§ The task
Print every entry exactly as written.

•••••

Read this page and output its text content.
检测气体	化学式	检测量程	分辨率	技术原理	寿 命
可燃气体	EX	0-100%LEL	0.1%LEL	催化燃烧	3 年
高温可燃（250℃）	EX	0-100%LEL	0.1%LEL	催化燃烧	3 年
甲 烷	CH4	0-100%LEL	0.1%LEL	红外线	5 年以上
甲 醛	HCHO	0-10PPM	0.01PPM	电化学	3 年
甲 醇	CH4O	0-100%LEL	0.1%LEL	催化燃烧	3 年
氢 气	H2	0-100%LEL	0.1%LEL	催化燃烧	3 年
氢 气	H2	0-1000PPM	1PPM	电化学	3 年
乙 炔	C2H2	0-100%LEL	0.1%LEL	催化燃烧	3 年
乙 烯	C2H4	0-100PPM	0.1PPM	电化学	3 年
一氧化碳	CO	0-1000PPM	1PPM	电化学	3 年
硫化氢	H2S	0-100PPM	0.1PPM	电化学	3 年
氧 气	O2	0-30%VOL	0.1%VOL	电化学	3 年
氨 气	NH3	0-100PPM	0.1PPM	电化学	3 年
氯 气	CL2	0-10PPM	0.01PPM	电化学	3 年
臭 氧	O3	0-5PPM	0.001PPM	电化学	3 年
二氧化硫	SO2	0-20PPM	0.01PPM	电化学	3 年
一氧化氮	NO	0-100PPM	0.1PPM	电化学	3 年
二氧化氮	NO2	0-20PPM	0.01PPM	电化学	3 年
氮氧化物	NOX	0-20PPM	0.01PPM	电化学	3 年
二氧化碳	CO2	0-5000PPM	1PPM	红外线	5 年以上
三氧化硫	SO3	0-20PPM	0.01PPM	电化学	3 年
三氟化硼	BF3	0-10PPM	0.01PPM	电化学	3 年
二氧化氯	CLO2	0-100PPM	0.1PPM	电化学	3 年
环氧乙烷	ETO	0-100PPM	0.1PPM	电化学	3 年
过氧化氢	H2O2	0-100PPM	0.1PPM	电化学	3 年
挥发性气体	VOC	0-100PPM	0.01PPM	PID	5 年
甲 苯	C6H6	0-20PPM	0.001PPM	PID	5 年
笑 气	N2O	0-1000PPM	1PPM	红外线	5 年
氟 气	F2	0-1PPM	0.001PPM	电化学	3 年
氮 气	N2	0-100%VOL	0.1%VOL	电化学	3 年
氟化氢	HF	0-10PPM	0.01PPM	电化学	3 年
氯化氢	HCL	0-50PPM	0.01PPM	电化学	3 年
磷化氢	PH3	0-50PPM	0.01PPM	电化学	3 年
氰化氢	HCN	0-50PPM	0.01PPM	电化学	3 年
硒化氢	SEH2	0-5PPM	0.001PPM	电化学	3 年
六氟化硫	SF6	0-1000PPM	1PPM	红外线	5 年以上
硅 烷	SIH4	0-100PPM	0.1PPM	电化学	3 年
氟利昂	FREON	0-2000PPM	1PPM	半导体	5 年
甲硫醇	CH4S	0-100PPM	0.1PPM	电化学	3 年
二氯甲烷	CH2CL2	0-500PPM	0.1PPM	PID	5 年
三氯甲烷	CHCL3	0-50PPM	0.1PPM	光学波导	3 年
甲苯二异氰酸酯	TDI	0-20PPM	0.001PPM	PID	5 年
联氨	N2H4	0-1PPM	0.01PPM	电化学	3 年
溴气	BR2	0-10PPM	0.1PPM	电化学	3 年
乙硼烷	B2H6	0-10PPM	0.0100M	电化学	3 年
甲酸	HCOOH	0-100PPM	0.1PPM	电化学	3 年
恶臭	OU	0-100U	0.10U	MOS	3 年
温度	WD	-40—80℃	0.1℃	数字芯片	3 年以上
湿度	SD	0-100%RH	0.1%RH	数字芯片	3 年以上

•••••

§ Result below
Read this page and output its text content.
检测气体	化学式	检测量程	分辨率	技术原理	寿 命
可燃气体	EX	0-100%LEL	0.1%LEL	催化燃烧	3 年
高温可燃（250℃）	EX	0-100%LEL	0.1%LEL	催化燃烧	3 年
甲 烷	CH4	0-100%LEL	0.1%LEL	红外线	5 年以上
甲 醛	HCHO	0-10PPM	0.01PPM	电化学	3 年
甲 醇	CH4O	0-100%LEL	0.1%LEL	催化燃烧	3 年
氢 气	H2	0-100%LEL	0.1%LEL	催化燃烧	3 年
氢 气	H2	0-1000PPM	1PPM	电化学	3 年
乙 炔	C2H2	0-100%LEL	0.1%LEL	催化燃烧	3 年
乙 烯	C2H4	0-100PPM	0.1PPM	电化学	3 年
一氧化碳	CO	0-1000PPM	1PPM	电化学	3 年
硫化氢	H2S	0-100PPM	0.1PPM	电化学	3 年
氧 气	O2	0-30%VOL	0.1%VOL	电化学	3 年
氨 气	NH3	0-100PPM	0.1PPM	电化学	3 年
氯 气	CL2	0-10PPM	0.01PPM	电化学	3 年
臭 氧	O3	0-5PPM	0.001PPM	电化学	3 年
二氧化硫	SO2	0-20PPM	0.01PPM	电化学	3 年
一氧化氮	NO	0-100PPM	0.1PPM	电化学	3 年
二氧化氮	NO2	0-20PPM	0.01PPM	电化学	3 年
氮氧化物	NOX	0-20PPM	0.01PPM	电化学	3 年
二氧化碳	CO2	0-5000PPM	1PPM	红外线	5 年以上
三氧化硫	SO3	0-20PPM	0.01PPM	电化学	3 年
三氟化硼	BF3	0-10PPM	0.01PPM	电化学	3 年
二氧化氯	CLO2	0-100PPM	0.1PPM	电化学	3 年
环氧乙烷	ETO	0-100PPM	0.1PPM	电化学	3 年
过氧化氢	H2O2	0-100PPM	0.1PPM	电化学	3 年
挥发性气体	VOC	0-100PPM	0.01PPM	PID	5 年
甲 苯	C6H6	0-20PPM	0.001PPM	PID	5 年
笑 气	N2O	0-1000PPM	1PPM	红外线	5 年
氟 气	F2	0-1PPM	0.001PPM	电化学	3 年
氮 气	N2	0-100%VOL	0.1%VOL	电化学	3 年
氟化氢	HF	0-10PPM	0.01PPM	电化学	3 年
氯化氢	HCL	0-50PPM	0.01PPM	电化学	3 年
磷化氢	PH3	0-50PPM	0.01PPM	电化学	3 年
氰化氢	HCN	0-50PPM	0.01PPM	电化学	3 年
硒化氢	SEH2	0-5PPM	0.001PPM	电化学	3 年
六氟化硫	SF6	0-1000PPM	1PPM	红外线	5 年以上
硅 烷	SIH4	0-100PPM	0.1PPM	电化学	3 年
氟利昂	FREON	0-2000PPM	1PPM	半导体	5 年
甲硫醇	CH4S	0-100PPM	0.1PPM	电化学	3 年
二氯甲烷	CH2CL2	0-500PPM	0.1PPM	PID	5 年
三氯甲烷	CHCL3	0-50PPM	0.1PPM	光学波导	3 年
甲苯二异氰酸酯	TDI	0-20PPM	0.001PPM	PID	5 年
联氨	N2H4	0-1PPM	0.01PPM	电化学	3 年
溴气	BR2	0-10PPM	0.1PPM	电化学	3 年
乙硼烷	B2H6	0-10PPM	0.0100M	电化学	3 年
甲酸	HCOOH	0-100PPM	0.1PPM	电化学	3 年
恶臭	OU	0-100U	0.10U	MOS	3 年
温度	WD	-40—80℃	0.1℃	数字芯片	3 年以上
湿度	SD	0-100%RH	0.1%RH	数字芯片	3 年以上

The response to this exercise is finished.